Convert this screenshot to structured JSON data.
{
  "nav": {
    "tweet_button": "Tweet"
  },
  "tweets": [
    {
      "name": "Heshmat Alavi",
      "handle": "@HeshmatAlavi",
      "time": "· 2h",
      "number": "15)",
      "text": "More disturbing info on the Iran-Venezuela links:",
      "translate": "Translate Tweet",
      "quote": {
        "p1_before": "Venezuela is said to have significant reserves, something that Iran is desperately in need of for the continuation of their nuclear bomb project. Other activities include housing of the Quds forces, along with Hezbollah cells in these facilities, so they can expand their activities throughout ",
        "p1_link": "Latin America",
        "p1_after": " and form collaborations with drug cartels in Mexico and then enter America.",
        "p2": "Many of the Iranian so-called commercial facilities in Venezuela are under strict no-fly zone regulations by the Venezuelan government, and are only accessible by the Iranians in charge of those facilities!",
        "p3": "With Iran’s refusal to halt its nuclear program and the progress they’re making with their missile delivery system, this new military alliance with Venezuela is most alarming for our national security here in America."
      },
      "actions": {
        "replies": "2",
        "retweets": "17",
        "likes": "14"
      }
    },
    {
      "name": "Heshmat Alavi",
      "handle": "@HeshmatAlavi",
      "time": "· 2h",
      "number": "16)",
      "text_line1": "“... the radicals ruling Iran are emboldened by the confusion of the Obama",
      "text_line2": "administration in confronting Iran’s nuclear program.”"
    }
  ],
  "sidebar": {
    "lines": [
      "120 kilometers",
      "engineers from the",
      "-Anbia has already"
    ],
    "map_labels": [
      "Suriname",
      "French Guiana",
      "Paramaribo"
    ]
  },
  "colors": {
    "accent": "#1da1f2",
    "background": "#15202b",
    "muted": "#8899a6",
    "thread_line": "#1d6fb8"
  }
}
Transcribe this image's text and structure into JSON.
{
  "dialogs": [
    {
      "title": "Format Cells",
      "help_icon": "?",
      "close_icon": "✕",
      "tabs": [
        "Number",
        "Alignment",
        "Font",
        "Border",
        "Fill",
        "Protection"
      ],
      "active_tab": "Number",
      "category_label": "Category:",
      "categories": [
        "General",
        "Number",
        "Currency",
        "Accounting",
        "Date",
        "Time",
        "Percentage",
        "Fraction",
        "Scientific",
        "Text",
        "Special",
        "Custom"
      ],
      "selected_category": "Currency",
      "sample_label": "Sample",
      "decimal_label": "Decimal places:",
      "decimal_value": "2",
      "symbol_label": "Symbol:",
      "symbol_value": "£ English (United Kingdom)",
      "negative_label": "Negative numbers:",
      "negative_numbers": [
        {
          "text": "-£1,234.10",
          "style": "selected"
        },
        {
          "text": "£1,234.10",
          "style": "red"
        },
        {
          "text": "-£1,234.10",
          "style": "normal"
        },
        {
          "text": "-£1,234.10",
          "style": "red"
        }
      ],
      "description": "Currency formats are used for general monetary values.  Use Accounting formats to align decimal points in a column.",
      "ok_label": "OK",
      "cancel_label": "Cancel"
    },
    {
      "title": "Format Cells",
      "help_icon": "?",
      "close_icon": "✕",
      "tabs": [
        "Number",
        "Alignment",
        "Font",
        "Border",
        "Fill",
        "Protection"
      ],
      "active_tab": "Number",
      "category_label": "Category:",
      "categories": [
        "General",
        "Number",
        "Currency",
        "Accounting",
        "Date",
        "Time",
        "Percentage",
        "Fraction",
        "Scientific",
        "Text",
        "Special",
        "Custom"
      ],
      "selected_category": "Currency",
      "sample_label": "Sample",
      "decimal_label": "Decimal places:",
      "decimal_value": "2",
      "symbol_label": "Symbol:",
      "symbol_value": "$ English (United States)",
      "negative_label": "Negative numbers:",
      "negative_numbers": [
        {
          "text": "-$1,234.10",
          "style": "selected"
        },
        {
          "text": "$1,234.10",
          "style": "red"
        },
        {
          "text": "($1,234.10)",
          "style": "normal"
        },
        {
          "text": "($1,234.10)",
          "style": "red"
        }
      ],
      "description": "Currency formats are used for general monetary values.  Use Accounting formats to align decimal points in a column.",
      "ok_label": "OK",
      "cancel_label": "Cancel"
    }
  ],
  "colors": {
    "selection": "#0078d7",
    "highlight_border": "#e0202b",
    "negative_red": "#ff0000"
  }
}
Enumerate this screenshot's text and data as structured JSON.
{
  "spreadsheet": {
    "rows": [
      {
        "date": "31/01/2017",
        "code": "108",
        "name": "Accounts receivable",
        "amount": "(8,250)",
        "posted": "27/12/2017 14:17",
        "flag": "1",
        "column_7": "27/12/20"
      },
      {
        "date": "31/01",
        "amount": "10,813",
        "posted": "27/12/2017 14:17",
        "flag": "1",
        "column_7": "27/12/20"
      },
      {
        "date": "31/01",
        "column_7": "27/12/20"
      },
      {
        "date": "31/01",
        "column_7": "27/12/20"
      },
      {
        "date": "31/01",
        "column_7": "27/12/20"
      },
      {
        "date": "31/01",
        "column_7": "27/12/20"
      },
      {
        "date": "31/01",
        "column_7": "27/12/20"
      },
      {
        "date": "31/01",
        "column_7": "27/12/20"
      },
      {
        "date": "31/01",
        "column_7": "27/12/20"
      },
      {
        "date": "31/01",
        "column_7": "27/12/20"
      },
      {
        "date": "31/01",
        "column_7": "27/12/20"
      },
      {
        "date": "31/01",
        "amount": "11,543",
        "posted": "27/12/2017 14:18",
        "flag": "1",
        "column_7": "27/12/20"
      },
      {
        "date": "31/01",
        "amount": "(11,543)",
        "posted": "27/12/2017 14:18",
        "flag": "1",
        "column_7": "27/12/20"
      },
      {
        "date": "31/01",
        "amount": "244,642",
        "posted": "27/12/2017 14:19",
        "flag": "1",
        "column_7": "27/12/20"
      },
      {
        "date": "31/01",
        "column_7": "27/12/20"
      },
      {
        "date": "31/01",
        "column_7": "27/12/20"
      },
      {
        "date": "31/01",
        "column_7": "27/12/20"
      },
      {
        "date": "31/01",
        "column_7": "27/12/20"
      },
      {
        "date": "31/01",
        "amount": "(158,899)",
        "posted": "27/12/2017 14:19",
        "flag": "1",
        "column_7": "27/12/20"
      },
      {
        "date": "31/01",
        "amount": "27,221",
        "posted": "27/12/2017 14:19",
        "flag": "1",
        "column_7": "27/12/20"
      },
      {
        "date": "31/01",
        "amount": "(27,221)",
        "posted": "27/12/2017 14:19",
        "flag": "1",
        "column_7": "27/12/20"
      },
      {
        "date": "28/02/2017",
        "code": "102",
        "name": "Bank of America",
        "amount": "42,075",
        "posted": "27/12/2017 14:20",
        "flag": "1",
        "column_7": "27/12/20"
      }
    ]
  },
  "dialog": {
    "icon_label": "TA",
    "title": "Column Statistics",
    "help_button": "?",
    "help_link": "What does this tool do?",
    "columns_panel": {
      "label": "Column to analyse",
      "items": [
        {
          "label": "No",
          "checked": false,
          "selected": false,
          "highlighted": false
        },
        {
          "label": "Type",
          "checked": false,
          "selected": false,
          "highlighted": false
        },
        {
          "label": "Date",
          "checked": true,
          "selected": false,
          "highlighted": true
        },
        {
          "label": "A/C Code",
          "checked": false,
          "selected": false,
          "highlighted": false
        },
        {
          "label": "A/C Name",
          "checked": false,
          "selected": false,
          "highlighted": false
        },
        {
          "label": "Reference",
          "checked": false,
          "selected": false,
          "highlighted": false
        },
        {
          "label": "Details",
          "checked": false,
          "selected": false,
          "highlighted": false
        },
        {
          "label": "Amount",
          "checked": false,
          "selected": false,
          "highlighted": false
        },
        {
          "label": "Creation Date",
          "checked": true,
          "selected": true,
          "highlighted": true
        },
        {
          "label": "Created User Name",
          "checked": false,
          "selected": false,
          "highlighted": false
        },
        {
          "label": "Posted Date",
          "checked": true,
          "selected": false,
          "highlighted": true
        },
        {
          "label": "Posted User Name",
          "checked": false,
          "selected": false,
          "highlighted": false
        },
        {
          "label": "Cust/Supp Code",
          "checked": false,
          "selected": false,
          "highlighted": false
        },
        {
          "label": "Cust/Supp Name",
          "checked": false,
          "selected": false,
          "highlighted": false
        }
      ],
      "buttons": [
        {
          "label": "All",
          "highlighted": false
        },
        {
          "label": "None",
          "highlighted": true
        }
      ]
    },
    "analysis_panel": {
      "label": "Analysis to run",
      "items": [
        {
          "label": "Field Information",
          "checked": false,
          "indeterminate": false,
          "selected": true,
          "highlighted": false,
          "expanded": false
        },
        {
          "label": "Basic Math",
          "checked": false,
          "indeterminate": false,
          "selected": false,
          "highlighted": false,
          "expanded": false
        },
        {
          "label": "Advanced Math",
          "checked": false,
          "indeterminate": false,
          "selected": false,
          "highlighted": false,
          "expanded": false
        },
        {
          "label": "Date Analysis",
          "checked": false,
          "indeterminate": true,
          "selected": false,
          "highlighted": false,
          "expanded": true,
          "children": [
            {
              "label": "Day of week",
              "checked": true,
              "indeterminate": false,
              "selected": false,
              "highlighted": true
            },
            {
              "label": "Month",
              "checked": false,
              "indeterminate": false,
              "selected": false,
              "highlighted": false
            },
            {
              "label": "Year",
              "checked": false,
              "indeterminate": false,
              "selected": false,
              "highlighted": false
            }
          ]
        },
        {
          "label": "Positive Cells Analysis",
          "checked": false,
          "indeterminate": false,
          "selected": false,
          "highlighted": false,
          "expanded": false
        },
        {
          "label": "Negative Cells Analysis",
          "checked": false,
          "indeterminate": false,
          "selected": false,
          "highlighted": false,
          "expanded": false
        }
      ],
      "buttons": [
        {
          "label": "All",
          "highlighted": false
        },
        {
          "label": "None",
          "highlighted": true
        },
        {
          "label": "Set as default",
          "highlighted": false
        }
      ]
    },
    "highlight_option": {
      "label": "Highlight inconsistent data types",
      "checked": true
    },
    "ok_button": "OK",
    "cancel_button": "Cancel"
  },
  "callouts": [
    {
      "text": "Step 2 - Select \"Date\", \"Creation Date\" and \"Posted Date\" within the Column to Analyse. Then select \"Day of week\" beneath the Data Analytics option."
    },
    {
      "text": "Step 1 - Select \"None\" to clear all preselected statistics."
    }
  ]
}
——————————
Copy each line of the data above that holds "week".

TASK SOLUTION:
              "label": "Day of week",
      "text": "Step 2 - Select \"Date\", \"Creation Date\" and \"Posted Date\" within the Column to Analyse. Then select \"Day of week\" beneath the Data Analytics option."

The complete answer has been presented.